▶ **What the task asks**
The reply should hold every record, copied exactly.

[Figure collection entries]
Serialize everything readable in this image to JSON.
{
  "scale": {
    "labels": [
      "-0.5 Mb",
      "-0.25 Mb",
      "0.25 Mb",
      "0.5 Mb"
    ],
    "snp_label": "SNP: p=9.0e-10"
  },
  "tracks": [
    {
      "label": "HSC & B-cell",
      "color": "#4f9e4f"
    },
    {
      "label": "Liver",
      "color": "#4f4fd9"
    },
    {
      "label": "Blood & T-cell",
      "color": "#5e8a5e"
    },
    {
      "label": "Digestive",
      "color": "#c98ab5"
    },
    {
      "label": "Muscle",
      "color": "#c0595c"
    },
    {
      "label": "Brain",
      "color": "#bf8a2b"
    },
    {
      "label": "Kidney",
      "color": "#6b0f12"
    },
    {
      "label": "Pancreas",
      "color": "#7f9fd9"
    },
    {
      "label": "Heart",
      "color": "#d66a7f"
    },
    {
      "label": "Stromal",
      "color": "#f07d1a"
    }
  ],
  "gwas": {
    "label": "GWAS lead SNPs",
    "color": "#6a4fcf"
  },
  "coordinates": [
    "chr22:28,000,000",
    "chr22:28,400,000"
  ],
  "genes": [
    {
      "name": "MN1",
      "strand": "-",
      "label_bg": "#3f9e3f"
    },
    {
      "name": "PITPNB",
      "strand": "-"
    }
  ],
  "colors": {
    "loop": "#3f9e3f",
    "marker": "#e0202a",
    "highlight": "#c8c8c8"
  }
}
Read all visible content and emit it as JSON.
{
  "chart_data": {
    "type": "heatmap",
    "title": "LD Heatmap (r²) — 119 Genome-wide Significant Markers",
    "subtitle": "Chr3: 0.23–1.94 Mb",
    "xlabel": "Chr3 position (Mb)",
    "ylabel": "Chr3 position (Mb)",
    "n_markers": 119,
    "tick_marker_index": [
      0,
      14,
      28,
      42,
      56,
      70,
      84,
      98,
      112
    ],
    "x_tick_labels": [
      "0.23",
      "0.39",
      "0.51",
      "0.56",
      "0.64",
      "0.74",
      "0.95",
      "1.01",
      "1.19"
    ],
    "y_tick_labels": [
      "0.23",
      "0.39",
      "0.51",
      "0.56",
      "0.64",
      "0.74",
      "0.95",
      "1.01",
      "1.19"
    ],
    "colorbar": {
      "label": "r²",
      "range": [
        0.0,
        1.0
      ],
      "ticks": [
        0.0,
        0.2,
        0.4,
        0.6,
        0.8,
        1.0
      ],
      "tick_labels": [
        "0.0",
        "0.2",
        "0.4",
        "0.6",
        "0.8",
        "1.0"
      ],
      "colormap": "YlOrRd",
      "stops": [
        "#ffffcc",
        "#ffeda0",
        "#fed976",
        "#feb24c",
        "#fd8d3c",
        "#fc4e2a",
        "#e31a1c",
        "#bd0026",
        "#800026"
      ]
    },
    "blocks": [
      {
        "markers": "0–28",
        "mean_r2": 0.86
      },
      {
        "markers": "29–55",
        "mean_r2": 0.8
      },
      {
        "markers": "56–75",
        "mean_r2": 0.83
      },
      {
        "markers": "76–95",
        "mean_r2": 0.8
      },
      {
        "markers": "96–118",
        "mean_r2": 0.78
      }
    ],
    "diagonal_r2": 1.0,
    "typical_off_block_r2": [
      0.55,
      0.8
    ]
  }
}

▶ **Response area**
Serialize everything readable in this image to JSON.
{
  "scale": {
    "labels": [
      "-0.5 Mb",
      "-0.25 Mb",
      "0.25 Mb",
      "0.5 Mb"
    ],
    "snp_label": "SNP: p=9.0e-10"
  },
  "tracks": [
    {
      "label": "HSC & B-cell",
      "color": "#4f9e4f"
    },
    {
      "label": "Liver",
      "color": "#4f4fd9"
    },
    {
      "label": "Blood & T-cell",
      "color": "#5e8a5e"
    },
    {
      "label": "Digestive",
      "color": "#c98ab5"
    },
    {
      "label": "Muscle",
      "color": "#c0595c"
    },
    {
      "label": "Brain",
      "color": "#bf8a2b"
    },
    {
      "label": "Kidney",
      "color": "#6b0f12"
    },
    {
      "label": "Pancreas",
      "color": "#7f9fd9"
    },
    {
      "label": "Heart",
      "color": "#d66a7f"
    },
    {
      "label": "Stromal",
      "color": "#f07d1a"
    }
  ],
  "gwas": {
    "label": "GWAS lead SNPs",
    "color": "#6a4fcf"
  },
  "coordinates": [
    "chr22:28,000,000",
    "chr22:28,400,000"
  ],
  "genes": [
    {
      "name": "MN1",
      "strand": "-",
      "label_bg": "#3f9e3f"
    },
    {
      "name": "PITPNB",
      "strand": "-"
    }
  ],
  "colors": {
    "loop": "#3f9e3f",
    "marker": "#e0202a",
    "highlight": "#c8c8c8"
  }
}
Read all visible content and emit it as JSON.
{
  "chart_data": {
    "type": "heatmap",
    "title": "LD Heatmap (r²) — 119 Genome-wide Significant Markers",
    "subtitle": "Chr3: 0.23–1.94 Mb",
    "xlabel": "Chr3 position (Mb)",
    "ylabel": "Chr3 position (Mb)",
    "n_markers": 119,
    "tick_marker_index": [
      0,
      14,
      28,
      42,
      56,
      70,
      84,
      98,
      112
    ],
    "x_tick_labels": [
      "0.23",
      "0.39",
      "0.51",
      "0.56",
      "0.64",
      "0.74",
      "0.95",
      "1.01",
      "1.19"
    ],
    "y_tick_labels": [
      "0.23",
      "0.39",
      "0.51",
      "0.56",
      "0.64",
      "0.74",
      "0.95",
      "1.01",
      "1.19"
    ],
    "colorbar": {
      "label": "r²",
      "range": [
        0.0,
        1.0
      ],
      "ticks": [
        0.0,
        0.2,
        0.4,
        0.6,
        0.8,
        1.0
      ],
      "tick_labels": [
        "0.0",
        "0.2",
        "0.4",
        "0.6",
        "0.8",
        "1.0"
      ],
      "colormap": "YlOrRd",
      "stops": [
        "#ffffcc",
        "#ffeda0",
        "#fed976",
        "#feb24c",
        "#fd8d3c",
        "#fc4e2a",
        "#e31a1c",
        "#bd0026",
        "#800026"
      ]
    },
    "blocks": [
      {
        "markers": "0–28",
        "mean_r2": 0.86
      },
      {
        "markers": "29–55",
        "mean_r2": 0.8
      },
      {
        "markers": "56–75",
        "mean_r2": 0.83
      },
      {
        "markers": "76–95",
        "mean_r2": 0.8
      },
      {
        "markers": "96–118",
        "mean_r2": 0.78
      }
    ],
    "diagonal_r2": 1.0,
    "typical_off_block_r2": [
      0.55,
      0.8
    ]
  }
}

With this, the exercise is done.